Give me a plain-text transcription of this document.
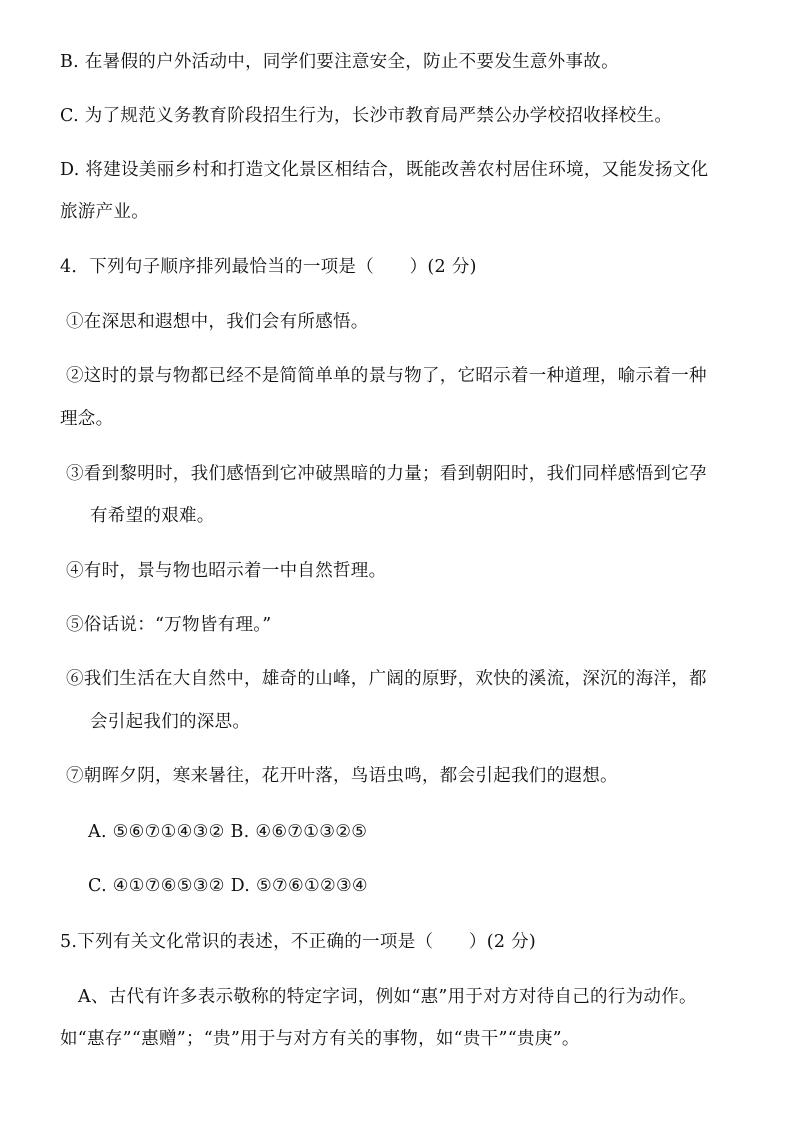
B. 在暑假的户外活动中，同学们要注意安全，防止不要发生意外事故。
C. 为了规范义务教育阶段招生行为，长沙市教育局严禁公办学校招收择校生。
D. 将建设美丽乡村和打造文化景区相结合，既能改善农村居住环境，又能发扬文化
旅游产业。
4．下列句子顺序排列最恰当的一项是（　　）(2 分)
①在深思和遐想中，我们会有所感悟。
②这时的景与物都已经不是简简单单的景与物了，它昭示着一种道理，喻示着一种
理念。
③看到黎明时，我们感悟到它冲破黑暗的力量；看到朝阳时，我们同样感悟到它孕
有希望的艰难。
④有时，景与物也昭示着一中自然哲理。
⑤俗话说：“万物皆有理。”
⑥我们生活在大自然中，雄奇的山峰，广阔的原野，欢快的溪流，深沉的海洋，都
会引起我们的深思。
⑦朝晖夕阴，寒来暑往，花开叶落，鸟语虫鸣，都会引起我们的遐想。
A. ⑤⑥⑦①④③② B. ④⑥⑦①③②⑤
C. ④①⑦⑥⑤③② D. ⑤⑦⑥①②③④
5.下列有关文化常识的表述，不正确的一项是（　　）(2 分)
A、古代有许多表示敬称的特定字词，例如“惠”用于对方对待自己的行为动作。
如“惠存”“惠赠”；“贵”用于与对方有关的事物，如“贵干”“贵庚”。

==

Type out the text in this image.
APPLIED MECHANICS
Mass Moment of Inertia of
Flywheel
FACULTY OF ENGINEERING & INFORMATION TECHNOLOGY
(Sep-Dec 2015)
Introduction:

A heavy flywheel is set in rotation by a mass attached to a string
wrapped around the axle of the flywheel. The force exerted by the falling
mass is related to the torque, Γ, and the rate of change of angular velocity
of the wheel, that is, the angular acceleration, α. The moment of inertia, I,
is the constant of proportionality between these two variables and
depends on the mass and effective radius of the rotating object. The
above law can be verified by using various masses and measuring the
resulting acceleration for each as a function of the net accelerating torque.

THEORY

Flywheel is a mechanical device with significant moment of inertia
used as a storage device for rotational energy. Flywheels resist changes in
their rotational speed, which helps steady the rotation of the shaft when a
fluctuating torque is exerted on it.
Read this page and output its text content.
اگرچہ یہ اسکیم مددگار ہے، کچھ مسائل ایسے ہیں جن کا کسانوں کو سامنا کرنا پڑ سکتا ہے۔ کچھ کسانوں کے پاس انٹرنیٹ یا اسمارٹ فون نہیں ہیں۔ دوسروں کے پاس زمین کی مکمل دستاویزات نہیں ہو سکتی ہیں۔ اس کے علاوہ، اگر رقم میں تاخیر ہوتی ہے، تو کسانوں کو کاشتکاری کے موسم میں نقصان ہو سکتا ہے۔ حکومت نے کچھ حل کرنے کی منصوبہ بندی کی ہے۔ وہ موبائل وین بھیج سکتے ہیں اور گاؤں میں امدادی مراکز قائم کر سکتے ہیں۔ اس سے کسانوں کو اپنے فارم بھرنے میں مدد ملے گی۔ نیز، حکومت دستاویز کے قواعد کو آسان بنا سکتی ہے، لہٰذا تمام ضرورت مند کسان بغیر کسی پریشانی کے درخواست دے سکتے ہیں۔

---

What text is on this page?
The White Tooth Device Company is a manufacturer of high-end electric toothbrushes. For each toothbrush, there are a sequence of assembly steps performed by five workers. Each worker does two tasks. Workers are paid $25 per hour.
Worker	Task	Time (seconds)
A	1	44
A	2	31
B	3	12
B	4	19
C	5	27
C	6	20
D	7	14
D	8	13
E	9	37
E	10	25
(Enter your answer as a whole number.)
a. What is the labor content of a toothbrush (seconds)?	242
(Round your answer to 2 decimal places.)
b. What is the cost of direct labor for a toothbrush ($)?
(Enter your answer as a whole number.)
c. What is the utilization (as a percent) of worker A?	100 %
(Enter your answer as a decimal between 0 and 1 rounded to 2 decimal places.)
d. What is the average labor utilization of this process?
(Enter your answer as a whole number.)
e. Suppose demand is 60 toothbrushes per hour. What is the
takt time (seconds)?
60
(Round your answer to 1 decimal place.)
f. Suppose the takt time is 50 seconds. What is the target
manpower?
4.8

**YOUR GOAL:** Going through the data, tally the lines containing "each" and report only the result.

**RESULT OF THE TASK:** 2